Stored data:
━━━━

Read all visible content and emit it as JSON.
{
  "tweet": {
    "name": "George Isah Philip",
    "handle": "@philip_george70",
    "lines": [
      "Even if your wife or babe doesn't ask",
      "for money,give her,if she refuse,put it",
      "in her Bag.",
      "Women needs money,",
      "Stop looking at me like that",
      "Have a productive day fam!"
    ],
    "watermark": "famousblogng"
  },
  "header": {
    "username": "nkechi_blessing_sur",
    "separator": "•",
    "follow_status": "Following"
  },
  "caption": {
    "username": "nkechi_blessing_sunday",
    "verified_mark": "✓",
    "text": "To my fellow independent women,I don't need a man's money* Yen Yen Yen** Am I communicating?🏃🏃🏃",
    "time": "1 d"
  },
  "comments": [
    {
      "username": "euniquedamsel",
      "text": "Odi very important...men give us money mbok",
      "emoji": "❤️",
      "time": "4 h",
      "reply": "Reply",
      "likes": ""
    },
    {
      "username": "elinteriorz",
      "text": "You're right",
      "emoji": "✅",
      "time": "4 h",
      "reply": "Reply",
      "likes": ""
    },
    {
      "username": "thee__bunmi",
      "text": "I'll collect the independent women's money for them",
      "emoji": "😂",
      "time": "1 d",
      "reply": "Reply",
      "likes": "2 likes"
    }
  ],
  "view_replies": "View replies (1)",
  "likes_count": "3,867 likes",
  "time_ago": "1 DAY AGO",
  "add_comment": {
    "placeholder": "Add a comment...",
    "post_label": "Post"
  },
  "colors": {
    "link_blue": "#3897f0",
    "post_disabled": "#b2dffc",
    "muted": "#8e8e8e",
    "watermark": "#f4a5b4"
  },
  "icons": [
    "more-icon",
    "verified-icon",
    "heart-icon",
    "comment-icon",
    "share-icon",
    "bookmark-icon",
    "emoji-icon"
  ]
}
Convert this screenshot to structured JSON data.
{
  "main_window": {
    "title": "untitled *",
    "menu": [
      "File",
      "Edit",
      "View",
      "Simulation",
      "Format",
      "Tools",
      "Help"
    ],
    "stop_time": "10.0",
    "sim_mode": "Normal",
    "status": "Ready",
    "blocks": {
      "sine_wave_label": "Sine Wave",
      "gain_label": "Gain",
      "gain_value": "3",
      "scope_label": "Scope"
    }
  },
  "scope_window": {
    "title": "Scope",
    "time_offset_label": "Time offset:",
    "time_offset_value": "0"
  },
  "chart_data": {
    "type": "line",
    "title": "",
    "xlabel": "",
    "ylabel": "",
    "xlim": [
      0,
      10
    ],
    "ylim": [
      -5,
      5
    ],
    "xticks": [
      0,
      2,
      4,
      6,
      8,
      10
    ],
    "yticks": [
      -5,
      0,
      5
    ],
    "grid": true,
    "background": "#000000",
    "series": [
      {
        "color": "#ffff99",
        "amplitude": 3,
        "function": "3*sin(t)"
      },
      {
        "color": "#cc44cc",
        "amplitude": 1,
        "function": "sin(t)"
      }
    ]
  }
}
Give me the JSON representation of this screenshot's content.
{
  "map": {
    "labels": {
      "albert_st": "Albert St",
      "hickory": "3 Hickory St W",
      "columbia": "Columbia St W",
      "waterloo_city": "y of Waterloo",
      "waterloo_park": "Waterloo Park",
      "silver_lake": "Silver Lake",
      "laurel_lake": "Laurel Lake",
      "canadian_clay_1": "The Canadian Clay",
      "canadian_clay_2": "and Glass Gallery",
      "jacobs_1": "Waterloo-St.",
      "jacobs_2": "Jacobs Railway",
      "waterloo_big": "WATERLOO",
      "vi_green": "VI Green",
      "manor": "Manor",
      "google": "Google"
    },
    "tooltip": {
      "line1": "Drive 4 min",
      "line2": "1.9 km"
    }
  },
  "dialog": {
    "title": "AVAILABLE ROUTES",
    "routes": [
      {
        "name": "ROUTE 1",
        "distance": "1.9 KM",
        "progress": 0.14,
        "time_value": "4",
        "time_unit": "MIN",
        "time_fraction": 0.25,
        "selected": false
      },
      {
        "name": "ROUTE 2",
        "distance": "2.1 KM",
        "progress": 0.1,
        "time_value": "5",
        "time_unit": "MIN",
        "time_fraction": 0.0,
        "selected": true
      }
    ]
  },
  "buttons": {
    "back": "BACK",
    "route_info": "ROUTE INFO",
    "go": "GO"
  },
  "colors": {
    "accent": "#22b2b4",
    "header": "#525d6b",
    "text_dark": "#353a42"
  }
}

━━━━

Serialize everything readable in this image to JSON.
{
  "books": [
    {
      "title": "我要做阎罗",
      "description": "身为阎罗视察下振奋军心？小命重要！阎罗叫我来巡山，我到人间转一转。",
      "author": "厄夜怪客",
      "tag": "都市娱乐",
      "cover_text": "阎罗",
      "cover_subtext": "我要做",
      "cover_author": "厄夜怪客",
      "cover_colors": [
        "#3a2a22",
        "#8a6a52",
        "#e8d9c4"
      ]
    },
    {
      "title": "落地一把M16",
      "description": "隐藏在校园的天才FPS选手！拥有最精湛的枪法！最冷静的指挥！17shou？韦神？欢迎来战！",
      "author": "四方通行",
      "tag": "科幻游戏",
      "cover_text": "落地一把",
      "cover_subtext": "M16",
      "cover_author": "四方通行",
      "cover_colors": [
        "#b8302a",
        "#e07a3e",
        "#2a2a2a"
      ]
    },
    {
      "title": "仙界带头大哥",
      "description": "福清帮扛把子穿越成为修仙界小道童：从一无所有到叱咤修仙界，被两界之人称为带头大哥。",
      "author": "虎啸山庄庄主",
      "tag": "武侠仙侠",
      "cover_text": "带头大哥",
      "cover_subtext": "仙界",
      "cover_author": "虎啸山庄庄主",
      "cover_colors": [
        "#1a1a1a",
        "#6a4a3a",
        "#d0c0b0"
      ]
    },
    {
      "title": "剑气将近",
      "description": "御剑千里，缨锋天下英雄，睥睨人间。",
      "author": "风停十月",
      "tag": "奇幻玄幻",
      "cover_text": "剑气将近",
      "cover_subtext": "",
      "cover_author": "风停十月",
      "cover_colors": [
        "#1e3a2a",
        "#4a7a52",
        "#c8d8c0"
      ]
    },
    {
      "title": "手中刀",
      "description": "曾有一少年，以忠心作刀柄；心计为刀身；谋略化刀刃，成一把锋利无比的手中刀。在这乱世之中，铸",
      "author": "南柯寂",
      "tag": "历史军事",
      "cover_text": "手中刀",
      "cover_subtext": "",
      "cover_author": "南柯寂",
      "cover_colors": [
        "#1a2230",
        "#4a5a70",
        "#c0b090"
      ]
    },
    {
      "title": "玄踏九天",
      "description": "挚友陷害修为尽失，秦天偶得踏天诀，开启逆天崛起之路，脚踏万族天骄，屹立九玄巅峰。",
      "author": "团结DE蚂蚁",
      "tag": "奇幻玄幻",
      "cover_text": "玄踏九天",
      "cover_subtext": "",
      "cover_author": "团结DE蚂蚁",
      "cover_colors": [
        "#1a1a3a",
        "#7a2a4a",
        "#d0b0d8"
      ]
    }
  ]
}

━━━━

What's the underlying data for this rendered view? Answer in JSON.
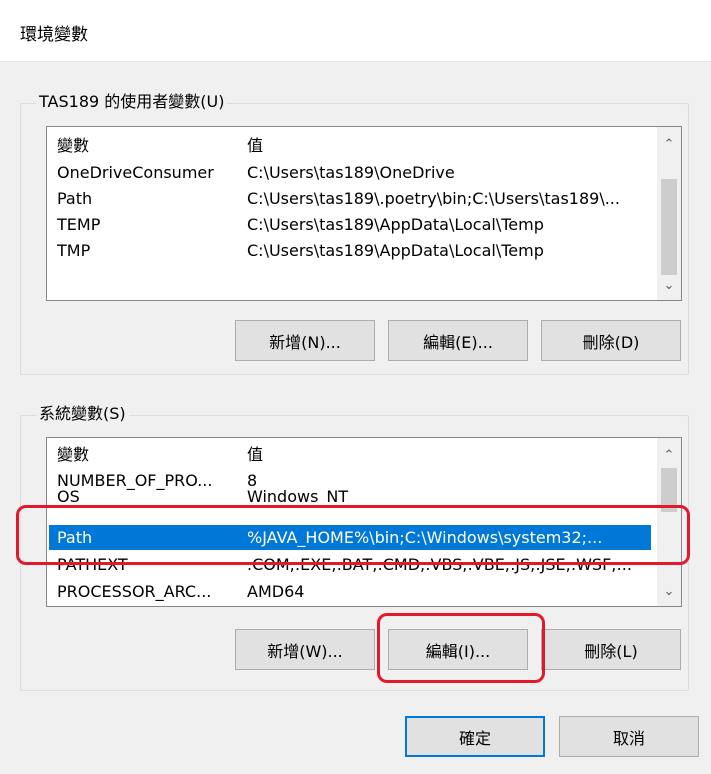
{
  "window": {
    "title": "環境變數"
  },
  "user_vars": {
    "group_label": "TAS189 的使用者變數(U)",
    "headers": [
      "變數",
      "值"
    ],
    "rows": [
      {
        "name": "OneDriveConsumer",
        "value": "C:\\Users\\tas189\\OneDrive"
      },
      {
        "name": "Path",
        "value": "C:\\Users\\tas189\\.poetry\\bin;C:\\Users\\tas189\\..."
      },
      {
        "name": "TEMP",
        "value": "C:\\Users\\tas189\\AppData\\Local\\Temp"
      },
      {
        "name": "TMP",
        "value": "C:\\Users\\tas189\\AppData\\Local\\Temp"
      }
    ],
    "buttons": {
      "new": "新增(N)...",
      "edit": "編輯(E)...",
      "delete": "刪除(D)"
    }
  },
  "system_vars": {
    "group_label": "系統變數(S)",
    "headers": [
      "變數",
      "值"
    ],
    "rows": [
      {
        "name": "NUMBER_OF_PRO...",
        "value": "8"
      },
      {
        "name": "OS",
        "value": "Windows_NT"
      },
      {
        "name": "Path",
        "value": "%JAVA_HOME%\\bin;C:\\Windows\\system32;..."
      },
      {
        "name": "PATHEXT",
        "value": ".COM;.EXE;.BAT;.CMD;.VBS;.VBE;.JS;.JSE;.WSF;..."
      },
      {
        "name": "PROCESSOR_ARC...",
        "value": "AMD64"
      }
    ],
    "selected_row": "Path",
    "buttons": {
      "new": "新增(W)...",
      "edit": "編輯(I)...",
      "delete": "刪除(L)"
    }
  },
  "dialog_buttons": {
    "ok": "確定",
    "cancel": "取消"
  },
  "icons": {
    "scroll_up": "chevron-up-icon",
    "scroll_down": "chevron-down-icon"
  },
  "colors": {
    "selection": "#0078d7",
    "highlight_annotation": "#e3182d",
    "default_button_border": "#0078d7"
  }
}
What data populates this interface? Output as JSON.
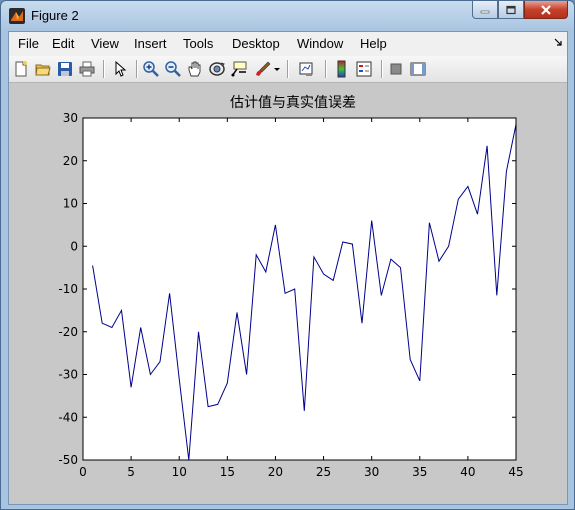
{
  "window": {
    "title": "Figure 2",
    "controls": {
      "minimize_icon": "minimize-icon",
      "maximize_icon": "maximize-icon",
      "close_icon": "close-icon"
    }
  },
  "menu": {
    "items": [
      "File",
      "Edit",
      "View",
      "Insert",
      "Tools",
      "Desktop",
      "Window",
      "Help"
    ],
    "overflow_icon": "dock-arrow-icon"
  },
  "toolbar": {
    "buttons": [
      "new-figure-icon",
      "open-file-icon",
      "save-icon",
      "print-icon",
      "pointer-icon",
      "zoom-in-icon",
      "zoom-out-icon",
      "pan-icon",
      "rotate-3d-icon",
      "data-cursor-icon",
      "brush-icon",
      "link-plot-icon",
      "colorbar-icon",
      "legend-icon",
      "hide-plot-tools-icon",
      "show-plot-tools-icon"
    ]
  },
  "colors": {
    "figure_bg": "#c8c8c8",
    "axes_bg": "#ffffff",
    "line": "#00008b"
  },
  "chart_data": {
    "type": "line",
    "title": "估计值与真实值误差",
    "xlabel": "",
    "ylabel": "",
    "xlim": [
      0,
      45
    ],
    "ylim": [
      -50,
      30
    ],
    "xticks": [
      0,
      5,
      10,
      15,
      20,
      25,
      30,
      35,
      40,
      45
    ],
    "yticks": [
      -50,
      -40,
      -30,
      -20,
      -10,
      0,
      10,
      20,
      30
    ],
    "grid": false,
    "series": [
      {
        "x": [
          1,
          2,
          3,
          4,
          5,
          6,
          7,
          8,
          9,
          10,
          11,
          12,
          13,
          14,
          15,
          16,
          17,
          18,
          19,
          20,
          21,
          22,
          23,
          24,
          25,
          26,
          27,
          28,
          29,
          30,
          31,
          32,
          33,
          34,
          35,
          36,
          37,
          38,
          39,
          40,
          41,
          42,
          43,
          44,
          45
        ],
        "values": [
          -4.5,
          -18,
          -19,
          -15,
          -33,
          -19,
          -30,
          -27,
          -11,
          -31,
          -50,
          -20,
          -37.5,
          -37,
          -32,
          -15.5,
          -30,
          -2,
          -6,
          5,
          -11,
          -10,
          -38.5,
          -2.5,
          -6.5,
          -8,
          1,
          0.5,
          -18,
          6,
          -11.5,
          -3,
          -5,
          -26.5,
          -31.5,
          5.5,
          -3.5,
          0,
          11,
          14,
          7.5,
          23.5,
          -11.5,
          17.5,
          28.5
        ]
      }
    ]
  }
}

━━━━

*Exercise task*. Pull every line containing the word "What" out of the entries above.

*Task output*.
What's the underlying data for this rendered view? Answer in JSON.
What data populates this interface? Output as JSON.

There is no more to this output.